*Task*
Pick out each line below containing "对我国高等教育体制改革发展的动力分析".

*Information provided*
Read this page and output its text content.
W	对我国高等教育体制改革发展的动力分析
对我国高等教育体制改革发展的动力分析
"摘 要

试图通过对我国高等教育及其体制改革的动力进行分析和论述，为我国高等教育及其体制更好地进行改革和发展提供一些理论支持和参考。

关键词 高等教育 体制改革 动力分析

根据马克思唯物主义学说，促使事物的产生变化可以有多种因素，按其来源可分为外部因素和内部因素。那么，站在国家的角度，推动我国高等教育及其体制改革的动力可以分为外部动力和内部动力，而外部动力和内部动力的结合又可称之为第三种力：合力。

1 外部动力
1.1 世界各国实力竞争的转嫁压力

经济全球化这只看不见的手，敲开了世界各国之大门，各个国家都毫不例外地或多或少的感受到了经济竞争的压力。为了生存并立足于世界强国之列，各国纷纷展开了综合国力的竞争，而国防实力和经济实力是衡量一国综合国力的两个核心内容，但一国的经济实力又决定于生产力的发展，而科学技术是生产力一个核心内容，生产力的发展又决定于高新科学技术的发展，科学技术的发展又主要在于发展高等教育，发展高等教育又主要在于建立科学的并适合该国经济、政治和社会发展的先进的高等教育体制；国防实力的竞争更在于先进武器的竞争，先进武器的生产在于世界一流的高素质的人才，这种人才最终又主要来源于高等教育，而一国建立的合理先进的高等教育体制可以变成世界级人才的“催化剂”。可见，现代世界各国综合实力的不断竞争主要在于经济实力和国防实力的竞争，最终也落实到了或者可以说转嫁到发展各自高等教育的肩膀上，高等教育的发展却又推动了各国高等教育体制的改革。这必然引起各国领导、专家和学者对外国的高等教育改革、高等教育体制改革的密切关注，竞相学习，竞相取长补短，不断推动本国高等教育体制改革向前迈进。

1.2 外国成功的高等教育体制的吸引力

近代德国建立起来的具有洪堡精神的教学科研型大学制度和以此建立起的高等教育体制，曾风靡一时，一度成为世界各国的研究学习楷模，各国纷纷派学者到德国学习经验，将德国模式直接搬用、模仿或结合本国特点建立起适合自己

*Right answer*
W	对我国高等教育体制改革发展的动力分析
对我国高等教育体制改革发展的动力分析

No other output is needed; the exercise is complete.